--- start DATA FOR THE TASK ---
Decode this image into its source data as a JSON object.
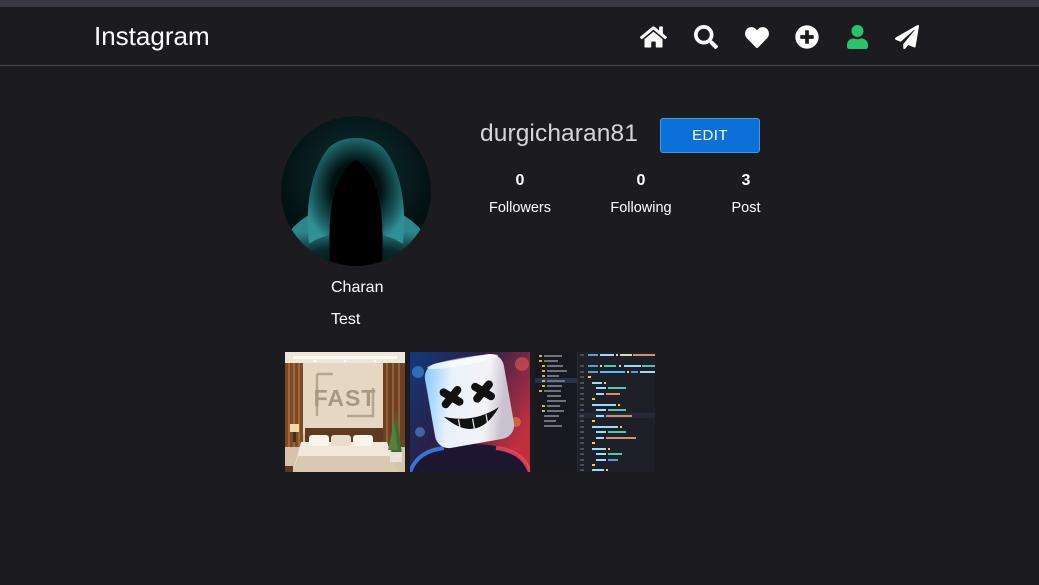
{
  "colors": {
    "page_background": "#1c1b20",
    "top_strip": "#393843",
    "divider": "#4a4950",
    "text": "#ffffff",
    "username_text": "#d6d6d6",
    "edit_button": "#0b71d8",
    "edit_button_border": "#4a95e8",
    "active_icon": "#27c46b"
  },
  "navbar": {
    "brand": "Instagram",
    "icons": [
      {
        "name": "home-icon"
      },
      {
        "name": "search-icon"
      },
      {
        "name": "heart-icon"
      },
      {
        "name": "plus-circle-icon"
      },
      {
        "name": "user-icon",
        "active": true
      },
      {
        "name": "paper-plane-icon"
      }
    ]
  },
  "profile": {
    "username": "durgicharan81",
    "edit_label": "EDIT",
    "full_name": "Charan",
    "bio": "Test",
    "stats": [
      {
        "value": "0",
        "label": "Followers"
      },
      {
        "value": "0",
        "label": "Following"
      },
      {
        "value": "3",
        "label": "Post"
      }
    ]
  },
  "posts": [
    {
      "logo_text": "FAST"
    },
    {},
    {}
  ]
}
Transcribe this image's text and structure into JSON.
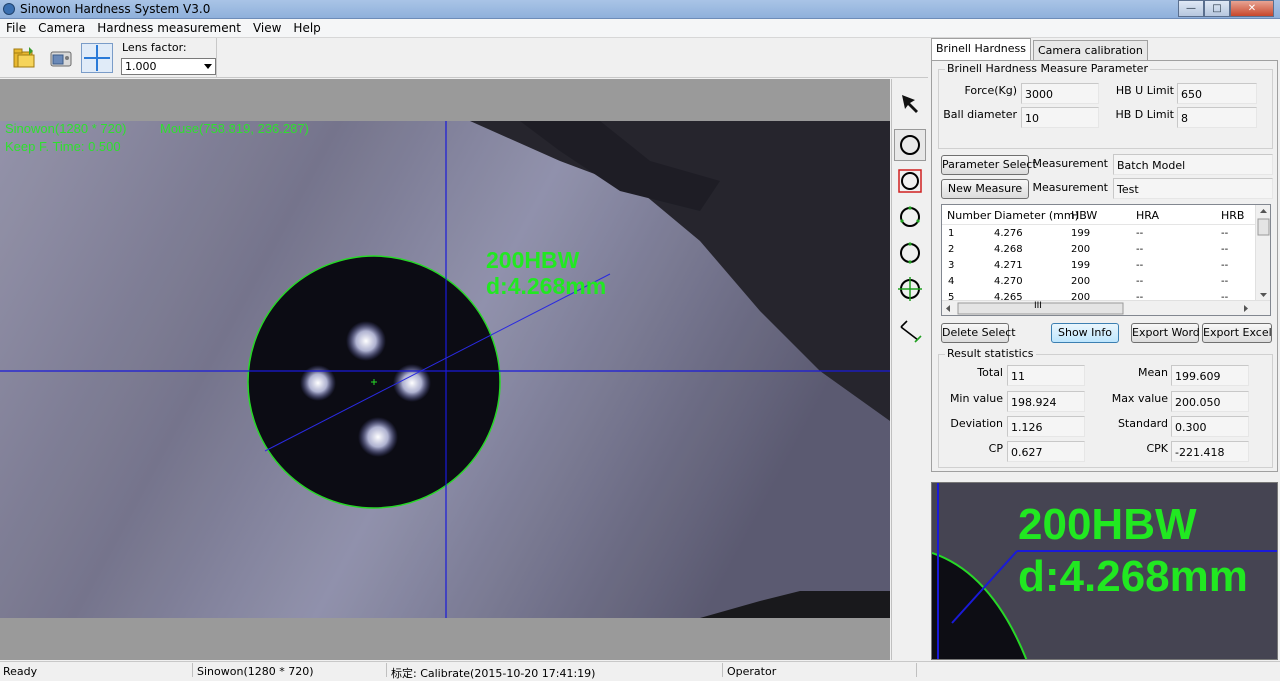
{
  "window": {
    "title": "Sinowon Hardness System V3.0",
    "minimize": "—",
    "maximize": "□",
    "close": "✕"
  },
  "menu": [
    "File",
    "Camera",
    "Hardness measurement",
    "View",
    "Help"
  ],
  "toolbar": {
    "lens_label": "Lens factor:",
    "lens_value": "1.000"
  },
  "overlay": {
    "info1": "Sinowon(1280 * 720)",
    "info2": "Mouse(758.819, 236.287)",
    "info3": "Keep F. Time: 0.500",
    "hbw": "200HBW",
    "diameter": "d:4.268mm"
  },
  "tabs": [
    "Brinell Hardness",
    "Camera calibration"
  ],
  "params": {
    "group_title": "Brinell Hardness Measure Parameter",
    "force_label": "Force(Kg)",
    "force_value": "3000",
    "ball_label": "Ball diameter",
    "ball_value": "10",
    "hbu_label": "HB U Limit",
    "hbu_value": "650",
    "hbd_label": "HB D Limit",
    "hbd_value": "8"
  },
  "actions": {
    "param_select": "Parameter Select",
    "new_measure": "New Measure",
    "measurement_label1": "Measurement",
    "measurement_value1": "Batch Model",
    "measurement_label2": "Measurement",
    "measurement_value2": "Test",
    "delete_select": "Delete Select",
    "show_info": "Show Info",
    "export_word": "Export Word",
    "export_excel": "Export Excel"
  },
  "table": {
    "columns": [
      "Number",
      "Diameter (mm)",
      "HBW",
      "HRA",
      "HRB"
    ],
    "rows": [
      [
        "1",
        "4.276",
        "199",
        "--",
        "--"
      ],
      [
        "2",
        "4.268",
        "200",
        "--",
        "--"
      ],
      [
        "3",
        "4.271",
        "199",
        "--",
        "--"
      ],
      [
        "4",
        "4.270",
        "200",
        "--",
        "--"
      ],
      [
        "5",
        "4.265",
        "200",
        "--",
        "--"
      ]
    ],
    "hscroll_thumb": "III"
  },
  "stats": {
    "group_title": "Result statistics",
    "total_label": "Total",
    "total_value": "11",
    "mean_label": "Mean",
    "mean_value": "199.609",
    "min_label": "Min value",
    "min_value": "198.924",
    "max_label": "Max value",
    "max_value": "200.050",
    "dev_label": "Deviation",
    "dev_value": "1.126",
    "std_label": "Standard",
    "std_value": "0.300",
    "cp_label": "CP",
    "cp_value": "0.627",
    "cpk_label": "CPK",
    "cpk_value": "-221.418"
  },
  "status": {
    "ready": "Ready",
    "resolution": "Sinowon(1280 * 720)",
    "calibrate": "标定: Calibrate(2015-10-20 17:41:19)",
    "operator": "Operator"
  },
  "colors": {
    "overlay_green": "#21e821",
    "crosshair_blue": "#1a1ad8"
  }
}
--- end DATA FOR THE TASK ---
» **GOAL**:
Show all lines from the listing above in which "JSON" appears.

» **THE RESULT**:
Decode this image into its source data as a JSON object.
Transcribe this image's text and structure into JSON.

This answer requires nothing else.